▸ TASK
Return the lines below that carry the word "итогов".

▸ MATERIAL FOR THIS EXERCISE

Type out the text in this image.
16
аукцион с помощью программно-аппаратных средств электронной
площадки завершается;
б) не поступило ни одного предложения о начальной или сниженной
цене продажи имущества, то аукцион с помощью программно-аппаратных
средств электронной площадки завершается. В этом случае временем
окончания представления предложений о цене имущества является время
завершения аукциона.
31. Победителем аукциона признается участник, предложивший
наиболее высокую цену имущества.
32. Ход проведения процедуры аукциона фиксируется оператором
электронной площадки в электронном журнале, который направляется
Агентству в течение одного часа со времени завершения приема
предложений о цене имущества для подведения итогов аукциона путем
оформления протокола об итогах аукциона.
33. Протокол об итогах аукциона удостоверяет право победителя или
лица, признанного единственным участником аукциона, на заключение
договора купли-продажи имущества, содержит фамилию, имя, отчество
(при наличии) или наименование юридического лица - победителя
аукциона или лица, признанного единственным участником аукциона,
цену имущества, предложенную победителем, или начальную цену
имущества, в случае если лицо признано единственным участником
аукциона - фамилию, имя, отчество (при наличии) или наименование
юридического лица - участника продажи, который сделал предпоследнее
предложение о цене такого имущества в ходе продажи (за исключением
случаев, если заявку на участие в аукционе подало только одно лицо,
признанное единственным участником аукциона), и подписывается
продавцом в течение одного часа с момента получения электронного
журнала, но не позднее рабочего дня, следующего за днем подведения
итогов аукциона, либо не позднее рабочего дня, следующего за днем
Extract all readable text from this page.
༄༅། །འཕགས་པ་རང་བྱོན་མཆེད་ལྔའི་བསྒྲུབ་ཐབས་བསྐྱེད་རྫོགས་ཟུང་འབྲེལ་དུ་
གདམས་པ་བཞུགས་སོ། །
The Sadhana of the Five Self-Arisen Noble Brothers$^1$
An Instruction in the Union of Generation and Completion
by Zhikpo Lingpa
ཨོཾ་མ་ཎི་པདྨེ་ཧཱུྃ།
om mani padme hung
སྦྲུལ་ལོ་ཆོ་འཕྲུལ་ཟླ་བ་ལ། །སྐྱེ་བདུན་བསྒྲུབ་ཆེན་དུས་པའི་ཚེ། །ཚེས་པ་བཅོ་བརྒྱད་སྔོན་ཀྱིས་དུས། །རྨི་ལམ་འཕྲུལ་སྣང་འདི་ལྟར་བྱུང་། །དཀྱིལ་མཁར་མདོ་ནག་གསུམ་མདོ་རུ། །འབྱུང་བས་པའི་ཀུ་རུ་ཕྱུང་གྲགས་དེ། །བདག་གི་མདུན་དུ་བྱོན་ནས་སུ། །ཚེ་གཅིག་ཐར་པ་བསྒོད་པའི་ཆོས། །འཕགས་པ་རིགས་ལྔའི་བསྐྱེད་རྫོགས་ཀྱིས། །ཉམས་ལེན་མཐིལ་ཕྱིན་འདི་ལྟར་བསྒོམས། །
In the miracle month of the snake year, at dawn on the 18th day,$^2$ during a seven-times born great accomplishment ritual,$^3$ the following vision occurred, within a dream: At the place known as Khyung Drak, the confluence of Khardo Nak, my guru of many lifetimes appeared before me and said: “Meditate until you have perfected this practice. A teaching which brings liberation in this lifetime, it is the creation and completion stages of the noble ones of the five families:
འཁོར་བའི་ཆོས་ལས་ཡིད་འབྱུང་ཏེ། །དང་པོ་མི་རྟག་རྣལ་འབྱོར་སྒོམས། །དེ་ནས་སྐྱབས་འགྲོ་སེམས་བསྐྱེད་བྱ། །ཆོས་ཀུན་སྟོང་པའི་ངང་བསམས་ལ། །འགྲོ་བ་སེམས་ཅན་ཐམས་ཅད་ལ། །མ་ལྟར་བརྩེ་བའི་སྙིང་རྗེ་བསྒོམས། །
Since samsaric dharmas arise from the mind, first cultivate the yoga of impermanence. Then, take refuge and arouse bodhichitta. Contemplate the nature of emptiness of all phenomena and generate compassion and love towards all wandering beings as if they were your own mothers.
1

▸ EXERCISE RESULT
предложений о цене имущества для подведения итогов аукциона путем
итогов аукциона, либо не позднее рабочего дня, следующего за днем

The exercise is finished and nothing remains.